**TASK PROMPT**
What lines of the data include the string "rehearsals"? Copy them all.

**DATA FOR THE TASK**

= = =

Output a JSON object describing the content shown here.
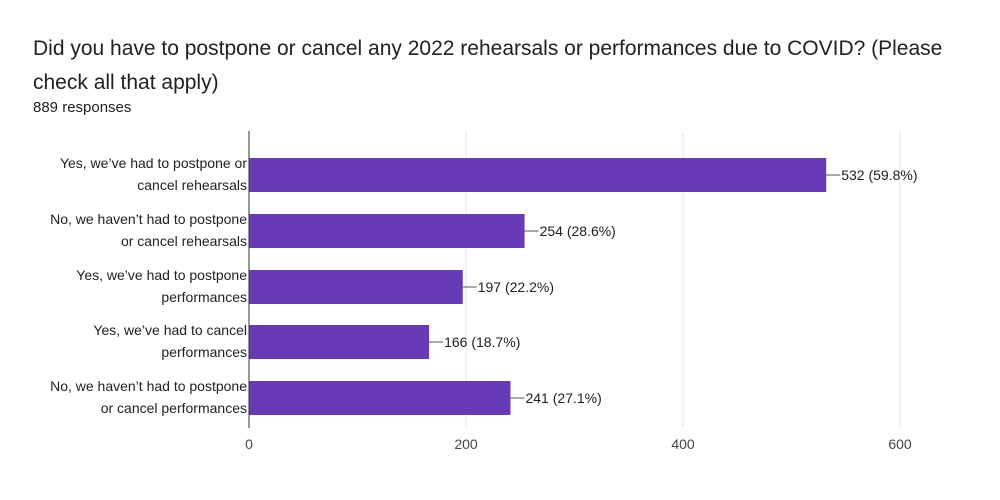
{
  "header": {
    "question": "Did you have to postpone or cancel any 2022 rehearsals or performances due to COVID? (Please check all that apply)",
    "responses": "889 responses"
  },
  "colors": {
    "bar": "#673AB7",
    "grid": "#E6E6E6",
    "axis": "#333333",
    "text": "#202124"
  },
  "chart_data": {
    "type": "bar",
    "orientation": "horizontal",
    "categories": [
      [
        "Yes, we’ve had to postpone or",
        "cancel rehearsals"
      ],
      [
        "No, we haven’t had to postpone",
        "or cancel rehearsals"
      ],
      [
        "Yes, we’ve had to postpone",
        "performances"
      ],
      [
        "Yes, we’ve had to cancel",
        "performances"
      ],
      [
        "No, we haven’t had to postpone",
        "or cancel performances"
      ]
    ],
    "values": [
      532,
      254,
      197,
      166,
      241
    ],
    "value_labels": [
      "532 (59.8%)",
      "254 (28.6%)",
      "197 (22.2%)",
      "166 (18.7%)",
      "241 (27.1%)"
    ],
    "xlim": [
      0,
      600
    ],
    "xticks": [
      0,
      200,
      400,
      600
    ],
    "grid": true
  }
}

= = =

**COMPLETED TASK**
    "question": "Did you have to postpone or cancel any 2022 rehearsals or performances due to COVID? (Please check all that apply)",
        "cancel rehearsals"
        "or cancel rehearsals"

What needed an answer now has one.